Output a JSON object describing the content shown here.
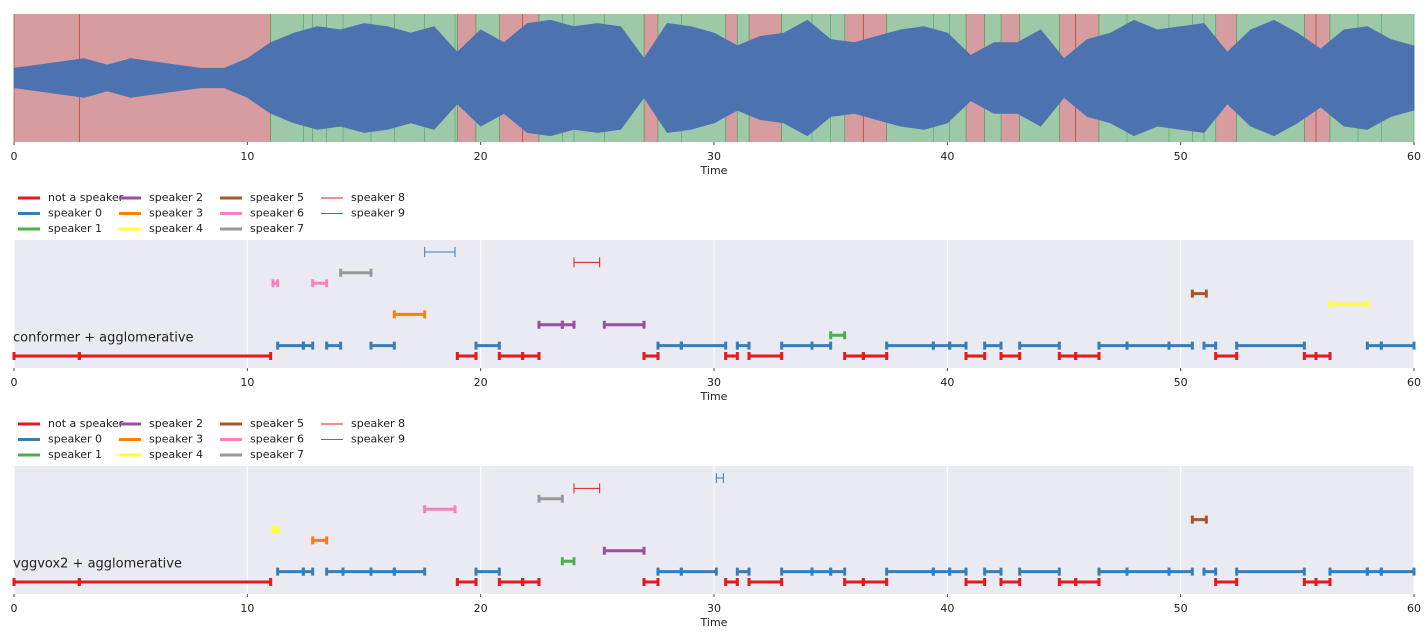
{
  "chart_data": [
    {
      "type": "waveform",
      "xlabel": "Time",
      "xlim": [
        0,
        60
      ],
      "xticks": [
        0,
        10,
        20,
        30,
        40,
        50,
        60
      ],
      "ylim": [
        -1,
        1
      ],
      "color": "#4c72b0",
      "x": [
        0,
        1,
        2,
        3,
        4,
        5,
        6,
        7,
        8,
        9,
        10,
        11,
        12,
        13,
        14,
        15,
        16,
        17,
        18,
        19,
        20,
        21,
        22,
        23,
        24,
        25,
        26,
        27,
        28,
        29,
        30,
        31,
        32,
        33,
        34,
        35,
        36,
        37,
        38,
        39,
        40,
        41,
        42,
        43,
        44,
        45,
        46,
        47,
        48,
        49,
        50,
        51,
        52,
        53,
        54,
        55,
        56,
        57,
        58,
        59,
        60
      ],
      "values": [
        0.15,
        0.2,
        0.25,
        0.3,
        0.2,
        0.3,
        0.25,
        0.2,
        0.15,
        0.15,
        0.3,
        0.55,
        0.7,
        0.8,
        0.75,
        0.85,
        0.8,
        0.7,
        0.8,
        0.4,
        0.75,
        0.55,
        0.85,
        0.9,
        0.8,
        0.85,
        0.8,
        0.3,
        0.85,
        0.8,
        0.7,
        0.5,
        0.65,
        0.7,
        0.9,
        0.6,
        0.55,
        0.65,
        0.75,
        0.8,
        0.7,
        0.35,
        0.55,
        0.55,
        0.75,
        0.3,
        0.6,
        0.7,
        0.9,
        0.75,
        0.8,
        0.85,
        0.4,
        0.75,
        0.9,
        0.7,
        0.45,
        0.75,
        0.8,
        0.6,
        0.5
      ],
      "regions": [
        {
          "color": "#d69ca0",
          "edge": "#c0392b",
          "spans": [
            [
              0,
              11
            ],
            [
              19,
              19.8
            ],
            [
              20.8,
              22.5
            ],
            [
              27,
              27.6
            ],
            [
              30.5,
              31
            ],
            [
              31.5,
              32.9
            ],
            [
              35.6,
              37.4
            ],
            [
              40.8,
              41.6
            ],
            [
              42.3,
              43.1
            ],
            [
              44.8,
              46.5
            ],
            [
              51.5,
              52.4
            ],
            [
              55.3,
              56.4
            ]
          ],
          "boundaries": [
            2.8,
            21.8,
            36.4,
            45.5,
            55.8
          ]
        },
        {
          "color": "#9dc9a8",
          "edge": "#55a86b",
          "spans": [
            [
              11,
              19
            ],
            [
              19.8,
              20.8
            ],
            [
              22.5,
              27
            ],
            [
              27.6,
              30.5
            ],
            [
              31,
              31.5
            ],
            [
              32.9,
              35.6
            ],
            [
              37.4,
              40.8
            ],
            [
              41.6,
              42.3
            ],
            [
              43.1,
              44.8
            ],
            [
              46.5,
              51.5
            ],
            [
              52.4,
              55.3
            ],
            [
              56.4,
              60
            ]
          ],
          "boundaries": [
            12.4,
            12.8,
            13.4,
            14.1,
            15.3,
            16.3,
            17.6,
            18.9,
            23.5,
            24,
            25.3,
            28.6,
            34.2,
            35,
            39.4,
            40.1,
            47.7,
            49.5,
            50.5,
            51,
            57.6,
            58.6
          ]
        }
      ]
    },
    {
      "type": "segments",
      "title": "conformer + agglomerative",
      "xlabel": "Time",
      "xlim": [
        0,
        60
      ],
      "xticks": [
        0,
        10,
        20,
        30,
        40,
        50,
        60
      ],
      "grid": true,
      "series": [
        {
          "name": "not a speaker",
          "color": "#e41a1c",
          "linewidth": 3,
          "segments": [
            [
              0,
              2.8
            ],
            [
              2.8,
              11
            ],
            [
              19,
              19.8
            ],
            [
              20.8,
              21.8
            ],
            [
              21.8,
              22.5
            ],
            [
              27,
              27.6
            ],
            [
              30.5,
              31
            ],
            [
              31.5,
              32.9
            ],
            [
              35.6,
              36.4
            ],
            [
              36.4,
              37.4
            ],
            [
              40.8,
              41.6
            ],
            [
              42.3,
              43.1
            ],
            [
              44.8,
              45.5
            ],
            [
              45.5,
              46.5
            ],
            [
              51.5,
              52.4
            ],
            [
              55.3,
              55.8
            ],
            [
              55.8,
              56.4
            ]
          ]
        },
        {
          "name": "speaker 0",
          "color": "#377eb8",
          "linewidth": 3,
          "segments": [
            [
              11.3,
              12.4
            ],
            [
              12.4,
              12.8
            ],
            [
              13.4,
              14
            ],
            [
              15.3,
              16.3
            ],
            [
              19.8,
              20.8
            ],
            [
              27.6,
              28.6
            ],
            [
              28.6,
              30.5
            ],
            [
              31,
              31.5
            ],
            [
              32.9,
              34.2
            ],
            [
              34.2,
              35
            ],
            [
              37.4,
              39.4
            ],
            [
              39.4,
              40.1
            ],
            [
              40.1,
              40.8
            ],
            [
              41.6,
              42.3
            ],
            [
              43.1,
              44.8
            ],
            [
              46.5,
              47.7
            ],
            [
              47.7,
              49.5
            ],
            [
              49.5,
              50.5
            ],
            [
              51,
              51.5
            ],
            [
              52.4,
              55.3
            ],
            [
              58,
              58.6
            ],
            [
              58.6,
              60
            ]
          ]
        },
        {
          "name": "speaker 1",
          "color": "#4daf4a",
          "linewidth": 3,
          "segments": [
            [
              35,
              35.6
            ]
          ]
        },
        {
          "name": "speaker 2",
          "color": "#984ea3",
          "linewidth": 3,
          "segments": [
            [
              22.5,
              23.5
            ],
            [
              23.5,
              24
            ],
            [
              25.3,
              27
            ]
          ]
        },
        {
          "name": "speaker 3",
          "color": "#ff7f00",
          "linewidth": 3,
          "segments": [
            [
              16.3,
              17.6
            ]
          ]
        },
        {
          "name": "speaker 4",
          "color": "#ffff33",
          "linewidth": 3,
          "segments": [
            [
              56.4,
              58
            ]
          ]
        },
        {
          "name": "speaker 5",
          "color": "#a65628",
          "linewidth": 3,
          "segments": [
            [
              50.5,
              51.1
            ]
          ]
        },
        {
          "name": "speaker 6",
          "color": "#f781bf",
          "linewidth": 3,
          "segments": [
            [
              11.1,
              11.3
            ],
            [
              12.8,
              13.4
            ]
          ]
        },
        {
          "name": "speaker 7",
          "color": "#999999",
          "linewidth": 3,
          "segments": [
            [
              14,
              15.3
            ]
          ]
        },
        {
          "name": "speaker 8",
          "color": "#e41a1c",
          "linewidth": 1,
          "segments": [
            [
              24,
              25.1
            ]
          ]
        },
        {
          "name": "speaker 9",
          "color": "#377eb8",
          "linewidth": 1,
          "segments": [
            [
              17.6,
              18.9
            ]
          ]
        }
      ]
    },
    {
      "type": "segments",
      "title": "vggvox2 + agglomerative",
      "xlabel": "Time",
      "xlim": [
        0,
        60
      ],
      "xticks": [
        0,
        10,
        20,
        30,
        40,
        50,
        60
      ],
      "grid": true,
      "series": [
        {
          "name": "not a speaker",
          "color": "#e41a1c",
          "linewidth": 3,
          "segments": [
            [
              0,
              2.8
            ],
            [
              2.8,
              11
            ],
            [
              19,
              19.8
            ],
            [
              20.8,
              21.8
            ],
            [
              21.8,
              22.5
            ],
            [
              27,
              27.6
            ],
            [
              30.5,
              31
            ],
            [
              31.5,
              32.9
            ],
            [
              35.6,
              36.4
            ],
            [
              36.4,
              37.4
            ],
            [
              40.8,
              41.6
            ],
            [
              42.3,
              43.1
            ],
            [
              44.8,
              45.5
            ],
            [
              45.5,
              46.5
            ],
            [
              51.5,
              52.4
            ],
            [
              55.3,
              55.8
            ],
            [
              55.8,
              56.4
            ]
          ]
        },
        {
          "name": "speaker 0",
          "color": "#377eb8",
          "linewidth": 3,
          "segments": [
            [
              11.3,
              12.4
            ],
            [
              12.4,
              12.8
            ],
            [
              13.4,
              14.1
            ],
            [
              14.1,
              15.3
            ],
            [
              15.3,
              16.3
            ],
            [
              16.3,
              17.6
            ],
            [
              19.8,
              20.8
            ],
            [
              27.6,
              28.6
            ],
            [
              28.6,
              30.1
            ],
            [
              31,
              31.5
            ],
            [
              32.9,
              34.2
            ],
            [
              34.2,
              35
            ],
            [
              35,
              35.6
            ],
            [
              37.4,
              39.4
            ],
            [
              39.4,
              40.1
            ],
            [
              40.1,
              40.8
            ],
            [
              41.6,
              42.3
            ],
            [
              43.1,
              44.8
            ],
            [
              46.5,
              47.7
            ],
            [
              47.7,
              49.5
            ],
            [
              49.5,
              50.5
            ],
            [
              51,
              51.5
            ],
            [
              52.4,
              55.3
            ],
            [
              56.4,
              58
            ],
            [
              58,
              58.6
            ],
            [
              58.6,
              60
            ]
          ]
        },
        {
          "name": "speaker 1",
          "color": "#4daf4a",
          "linewidth": 3,
          "segments": [
            [
              23.5,
              24
            ]
          ]
        },
        {
          "name": "speaker 2",
          "color": "#984ea3",
          "linewidth": 3,
          "segments": [
            [
              25.3,
              27
            ]
          ]
        },
        {
          "name": "speaker 3",
          "color": "#ff7f00",
          "linewidth": 3,
          "segments": [
            [
              12.8,
              13.4
            ]
          ]
        },
        {
          "name": "speaker 4",
          "color": "#ffff33",
          "linewidth": 3,
          "segments": [
            [
              11.1,
              11.3
            ]
          ]
        },
        {
          "name": "speaker 5",
          "color": "#a65628",
          "linewidth": 3,
          "segments": [
            [
              50.5,
              51.1
            ]
          ]
        },
        {
          "name": "speaker 6",
          "color": "#f781bf",
          "linewidth": 3,
          "segments": [
            [
              17.6,
              18.9
            ]
          ]
        },
        {
          "name": "speaker 7",
          "color": "#999999",
          "linewidth": 3,
          "segments": [
            [
              22.5,
              23.5
            ]
          ]
        },
        {
          "name": "speaker 8",
          "color": "#e41a1c",
          "linewidth": 1,
          "segments": [
            [
              24,
              25.1
            ]
          ]
        },
        {
          "name": "speaker 9",
          "color": "#377eb8",
          "linewidth": 1,
          "segments": [
            [
              30.1,
              30.4
            ]
          ]
        }
      ]
    }
  ]
}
- - - -
▶ Task to complete:
Using the records above, gather all lines where the string "agglomerative" is present.

▶ Exercise solution:
      "title": "conformer + agglomerative",
      "title": "vggvox2 + agglomerative",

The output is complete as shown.